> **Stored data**

-----

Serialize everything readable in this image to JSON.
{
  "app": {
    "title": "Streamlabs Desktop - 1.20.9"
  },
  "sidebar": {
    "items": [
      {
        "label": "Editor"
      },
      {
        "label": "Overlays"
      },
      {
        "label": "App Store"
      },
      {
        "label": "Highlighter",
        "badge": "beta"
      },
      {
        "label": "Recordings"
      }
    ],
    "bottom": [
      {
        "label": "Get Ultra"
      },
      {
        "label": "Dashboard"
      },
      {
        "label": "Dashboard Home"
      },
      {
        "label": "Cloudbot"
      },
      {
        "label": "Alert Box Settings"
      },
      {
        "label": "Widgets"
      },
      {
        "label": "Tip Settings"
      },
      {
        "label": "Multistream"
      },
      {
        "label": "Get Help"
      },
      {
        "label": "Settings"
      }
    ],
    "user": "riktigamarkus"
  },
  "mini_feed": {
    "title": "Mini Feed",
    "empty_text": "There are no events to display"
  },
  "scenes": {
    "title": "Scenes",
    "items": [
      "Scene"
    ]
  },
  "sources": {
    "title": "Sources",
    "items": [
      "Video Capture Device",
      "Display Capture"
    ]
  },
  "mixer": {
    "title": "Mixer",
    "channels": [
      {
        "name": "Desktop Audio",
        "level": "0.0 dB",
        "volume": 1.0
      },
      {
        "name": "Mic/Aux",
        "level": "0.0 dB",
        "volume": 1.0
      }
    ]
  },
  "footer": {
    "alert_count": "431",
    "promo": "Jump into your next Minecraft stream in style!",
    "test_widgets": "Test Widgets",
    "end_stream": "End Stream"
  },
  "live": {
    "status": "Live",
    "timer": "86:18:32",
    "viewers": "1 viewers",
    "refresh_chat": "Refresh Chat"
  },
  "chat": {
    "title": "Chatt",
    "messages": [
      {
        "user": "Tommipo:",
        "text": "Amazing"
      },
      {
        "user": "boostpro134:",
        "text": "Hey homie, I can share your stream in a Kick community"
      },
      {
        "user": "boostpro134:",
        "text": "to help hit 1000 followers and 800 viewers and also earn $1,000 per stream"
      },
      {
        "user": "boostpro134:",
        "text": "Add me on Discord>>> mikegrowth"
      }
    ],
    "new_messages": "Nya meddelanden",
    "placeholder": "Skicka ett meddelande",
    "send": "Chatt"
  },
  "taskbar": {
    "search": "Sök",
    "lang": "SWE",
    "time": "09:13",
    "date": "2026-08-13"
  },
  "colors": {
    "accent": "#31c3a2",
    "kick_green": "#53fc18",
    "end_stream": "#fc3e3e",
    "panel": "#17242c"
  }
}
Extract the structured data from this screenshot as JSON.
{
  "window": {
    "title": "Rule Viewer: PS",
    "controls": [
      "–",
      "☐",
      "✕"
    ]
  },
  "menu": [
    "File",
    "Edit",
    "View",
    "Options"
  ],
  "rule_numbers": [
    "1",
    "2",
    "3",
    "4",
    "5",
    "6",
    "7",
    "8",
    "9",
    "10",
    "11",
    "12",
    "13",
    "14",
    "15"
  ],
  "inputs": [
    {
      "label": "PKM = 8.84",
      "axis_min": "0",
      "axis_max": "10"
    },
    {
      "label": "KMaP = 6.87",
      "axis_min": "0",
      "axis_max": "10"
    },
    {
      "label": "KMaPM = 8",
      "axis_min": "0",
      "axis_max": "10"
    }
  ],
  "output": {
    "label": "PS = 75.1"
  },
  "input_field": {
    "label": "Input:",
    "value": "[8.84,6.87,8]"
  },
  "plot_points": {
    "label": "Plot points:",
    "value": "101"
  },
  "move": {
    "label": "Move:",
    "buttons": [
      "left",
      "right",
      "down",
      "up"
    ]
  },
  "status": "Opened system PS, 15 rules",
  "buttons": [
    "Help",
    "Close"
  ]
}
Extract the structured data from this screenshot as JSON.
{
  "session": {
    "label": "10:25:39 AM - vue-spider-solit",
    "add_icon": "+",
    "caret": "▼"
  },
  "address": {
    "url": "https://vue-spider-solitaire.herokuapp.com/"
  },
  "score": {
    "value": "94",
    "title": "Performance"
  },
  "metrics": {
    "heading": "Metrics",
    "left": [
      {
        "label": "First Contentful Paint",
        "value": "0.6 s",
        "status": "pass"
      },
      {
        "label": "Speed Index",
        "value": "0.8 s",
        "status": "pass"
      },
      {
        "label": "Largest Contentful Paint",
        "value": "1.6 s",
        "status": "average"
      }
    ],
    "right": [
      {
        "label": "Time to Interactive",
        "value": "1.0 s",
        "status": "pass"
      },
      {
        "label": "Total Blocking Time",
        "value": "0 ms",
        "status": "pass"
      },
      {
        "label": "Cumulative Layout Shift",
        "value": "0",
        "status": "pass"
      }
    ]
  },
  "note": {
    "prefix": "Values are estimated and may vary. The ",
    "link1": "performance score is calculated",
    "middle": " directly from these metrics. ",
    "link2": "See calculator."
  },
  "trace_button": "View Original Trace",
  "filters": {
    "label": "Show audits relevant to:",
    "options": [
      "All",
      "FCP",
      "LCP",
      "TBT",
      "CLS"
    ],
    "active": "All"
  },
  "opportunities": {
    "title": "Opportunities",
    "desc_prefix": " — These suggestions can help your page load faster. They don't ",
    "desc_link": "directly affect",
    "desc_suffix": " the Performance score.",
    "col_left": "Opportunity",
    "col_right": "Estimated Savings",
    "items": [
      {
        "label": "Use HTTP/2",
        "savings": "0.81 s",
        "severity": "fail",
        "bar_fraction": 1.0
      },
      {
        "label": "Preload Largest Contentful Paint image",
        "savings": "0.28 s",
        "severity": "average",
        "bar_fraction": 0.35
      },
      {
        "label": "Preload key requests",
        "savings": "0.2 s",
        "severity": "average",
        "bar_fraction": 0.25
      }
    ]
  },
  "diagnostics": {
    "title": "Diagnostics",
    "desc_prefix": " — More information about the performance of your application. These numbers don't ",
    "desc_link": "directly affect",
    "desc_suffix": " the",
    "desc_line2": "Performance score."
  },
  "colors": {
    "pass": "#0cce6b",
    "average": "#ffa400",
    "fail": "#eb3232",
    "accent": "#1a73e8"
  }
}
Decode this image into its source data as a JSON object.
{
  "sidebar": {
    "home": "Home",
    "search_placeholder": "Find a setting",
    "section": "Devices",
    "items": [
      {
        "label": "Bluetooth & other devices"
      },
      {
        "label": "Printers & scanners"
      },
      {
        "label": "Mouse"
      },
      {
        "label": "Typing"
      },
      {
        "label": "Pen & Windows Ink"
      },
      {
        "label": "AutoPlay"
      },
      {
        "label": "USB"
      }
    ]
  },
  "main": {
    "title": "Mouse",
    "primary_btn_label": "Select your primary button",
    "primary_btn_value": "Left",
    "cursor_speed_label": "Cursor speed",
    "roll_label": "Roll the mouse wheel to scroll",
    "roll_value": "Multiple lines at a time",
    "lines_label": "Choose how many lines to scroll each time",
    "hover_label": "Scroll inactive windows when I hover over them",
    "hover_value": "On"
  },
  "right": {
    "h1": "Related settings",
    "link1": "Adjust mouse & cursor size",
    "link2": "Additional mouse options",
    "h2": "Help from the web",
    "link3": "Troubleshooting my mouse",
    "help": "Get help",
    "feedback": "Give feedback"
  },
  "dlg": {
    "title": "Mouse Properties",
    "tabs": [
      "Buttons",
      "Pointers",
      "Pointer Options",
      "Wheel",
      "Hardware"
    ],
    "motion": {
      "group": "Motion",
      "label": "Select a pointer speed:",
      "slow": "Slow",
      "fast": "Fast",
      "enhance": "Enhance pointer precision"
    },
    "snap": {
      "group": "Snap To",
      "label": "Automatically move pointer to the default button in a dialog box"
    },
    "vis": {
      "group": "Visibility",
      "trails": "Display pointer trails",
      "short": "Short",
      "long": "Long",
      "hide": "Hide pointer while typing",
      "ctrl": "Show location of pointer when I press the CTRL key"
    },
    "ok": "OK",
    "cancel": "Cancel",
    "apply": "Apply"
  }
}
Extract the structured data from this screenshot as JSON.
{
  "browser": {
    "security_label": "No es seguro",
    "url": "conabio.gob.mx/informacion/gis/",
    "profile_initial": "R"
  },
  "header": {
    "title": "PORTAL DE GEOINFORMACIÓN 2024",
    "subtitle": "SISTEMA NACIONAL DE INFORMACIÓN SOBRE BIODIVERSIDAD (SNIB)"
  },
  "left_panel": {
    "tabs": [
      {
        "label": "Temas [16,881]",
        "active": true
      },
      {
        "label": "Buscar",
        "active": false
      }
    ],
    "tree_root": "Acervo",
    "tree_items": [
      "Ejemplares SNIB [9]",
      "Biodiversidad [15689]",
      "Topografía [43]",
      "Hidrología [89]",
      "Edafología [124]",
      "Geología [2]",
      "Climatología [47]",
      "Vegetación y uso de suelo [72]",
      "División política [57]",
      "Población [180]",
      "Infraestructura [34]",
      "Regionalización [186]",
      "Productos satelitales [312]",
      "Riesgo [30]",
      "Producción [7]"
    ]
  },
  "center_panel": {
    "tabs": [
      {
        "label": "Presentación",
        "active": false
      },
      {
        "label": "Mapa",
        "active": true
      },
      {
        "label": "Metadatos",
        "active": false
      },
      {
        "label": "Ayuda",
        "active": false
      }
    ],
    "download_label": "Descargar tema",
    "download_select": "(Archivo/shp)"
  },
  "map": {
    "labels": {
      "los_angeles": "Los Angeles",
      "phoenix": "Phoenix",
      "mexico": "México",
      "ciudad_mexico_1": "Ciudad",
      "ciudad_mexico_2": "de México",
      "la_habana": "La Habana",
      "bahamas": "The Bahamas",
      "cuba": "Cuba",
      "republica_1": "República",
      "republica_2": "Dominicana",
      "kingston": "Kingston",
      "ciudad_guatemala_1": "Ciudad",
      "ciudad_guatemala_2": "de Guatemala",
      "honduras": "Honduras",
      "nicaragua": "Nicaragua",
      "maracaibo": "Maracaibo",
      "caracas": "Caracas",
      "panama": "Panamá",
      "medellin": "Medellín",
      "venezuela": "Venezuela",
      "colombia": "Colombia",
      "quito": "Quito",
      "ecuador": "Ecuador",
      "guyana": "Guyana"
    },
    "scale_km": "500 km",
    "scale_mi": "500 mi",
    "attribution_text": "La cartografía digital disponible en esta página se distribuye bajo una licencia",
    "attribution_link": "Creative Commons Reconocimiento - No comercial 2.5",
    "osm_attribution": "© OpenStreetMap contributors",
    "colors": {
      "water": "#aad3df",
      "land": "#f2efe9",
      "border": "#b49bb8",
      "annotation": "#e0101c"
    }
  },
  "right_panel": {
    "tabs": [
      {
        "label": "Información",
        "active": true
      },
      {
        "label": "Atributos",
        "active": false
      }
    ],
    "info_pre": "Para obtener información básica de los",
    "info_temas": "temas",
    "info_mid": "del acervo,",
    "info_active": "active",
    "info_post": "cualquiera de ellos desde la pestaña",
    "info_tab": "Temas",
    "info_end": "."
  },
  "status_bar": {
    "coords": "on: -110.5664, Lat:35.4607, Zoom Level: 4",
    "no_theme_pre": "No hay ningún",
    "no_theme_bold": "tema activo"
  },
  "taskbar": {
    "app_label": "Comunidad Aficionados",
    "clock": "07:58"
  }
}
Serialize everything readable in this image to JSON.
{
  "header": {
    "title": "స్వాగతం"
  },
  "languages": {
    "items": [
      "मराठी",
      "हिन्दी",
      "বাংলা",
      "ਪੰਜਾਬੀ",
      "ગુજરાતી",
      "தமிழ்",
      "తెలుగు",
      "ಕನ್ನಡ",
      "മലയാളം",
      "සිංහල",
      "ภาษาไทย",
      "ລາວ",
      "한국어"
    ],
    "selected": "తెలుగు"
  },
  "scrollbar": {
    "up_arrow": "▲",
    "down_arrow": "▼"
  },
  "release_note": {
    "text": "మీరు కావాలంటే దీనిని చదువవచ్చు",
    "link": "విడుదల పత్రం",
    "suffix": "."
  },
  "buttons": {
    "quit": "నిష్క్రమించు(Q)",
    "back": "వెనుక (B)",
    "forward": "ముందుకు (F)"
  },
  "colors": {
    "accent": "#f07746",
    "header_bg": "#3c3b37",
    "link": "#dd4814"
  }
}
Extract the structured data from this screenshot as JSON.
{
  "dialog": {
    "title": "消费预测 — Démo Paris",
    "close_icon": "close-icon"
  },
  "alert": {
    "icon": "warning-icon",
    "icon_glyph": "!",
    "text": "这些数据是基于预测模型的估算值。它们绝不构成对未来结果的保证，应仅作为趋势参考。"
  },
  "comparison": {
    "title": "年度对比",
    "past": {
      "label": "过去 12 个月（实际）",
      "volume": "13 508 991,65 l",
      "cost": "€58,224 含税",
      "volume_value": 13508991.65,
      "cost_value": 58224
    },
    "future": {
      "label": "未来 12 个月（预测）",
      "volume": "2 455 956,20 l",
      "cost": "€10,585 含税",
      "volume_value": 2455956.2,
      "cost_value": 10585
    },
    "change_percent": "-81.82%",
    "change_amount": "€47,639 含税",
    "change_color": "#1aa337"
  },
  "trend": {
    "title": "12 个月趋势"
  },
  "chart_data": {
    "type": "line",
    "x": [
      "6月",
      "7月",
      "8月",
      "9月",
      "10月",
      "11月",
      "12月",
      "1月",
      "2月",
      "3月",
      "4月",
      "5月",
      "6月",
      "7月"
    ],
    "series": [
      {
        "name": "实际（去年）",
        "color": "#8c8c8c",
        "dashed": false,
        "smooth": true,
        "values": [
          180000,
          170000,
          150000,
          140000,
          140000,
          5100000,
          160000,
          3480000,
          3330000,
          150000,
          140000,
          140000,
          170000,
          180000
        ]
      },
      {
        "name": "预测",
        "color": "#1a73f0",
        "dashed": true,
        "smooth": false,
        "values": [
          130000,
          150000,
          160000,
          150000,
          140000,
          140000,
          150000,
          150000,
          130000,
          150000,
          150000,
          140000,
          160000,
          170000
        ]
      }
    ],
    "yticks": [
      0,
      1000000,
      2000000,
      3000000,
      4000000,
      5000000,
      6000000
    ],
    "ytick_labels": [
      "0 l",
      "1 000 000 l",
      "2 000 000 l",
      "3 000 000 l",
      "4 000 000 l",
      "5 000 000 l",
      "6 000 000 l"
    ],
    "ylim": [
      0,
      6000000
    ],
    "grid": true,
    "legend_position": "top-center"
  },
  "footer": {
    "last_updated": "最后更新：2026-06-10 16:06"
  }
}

-----

> **TASK TO CARRY OUT**
Select and copy every line of the listing with the word "Dashboard".

> **EXPECTED ANSWER**
        "label": "Dashboard"
        "label": "Dashboard Home"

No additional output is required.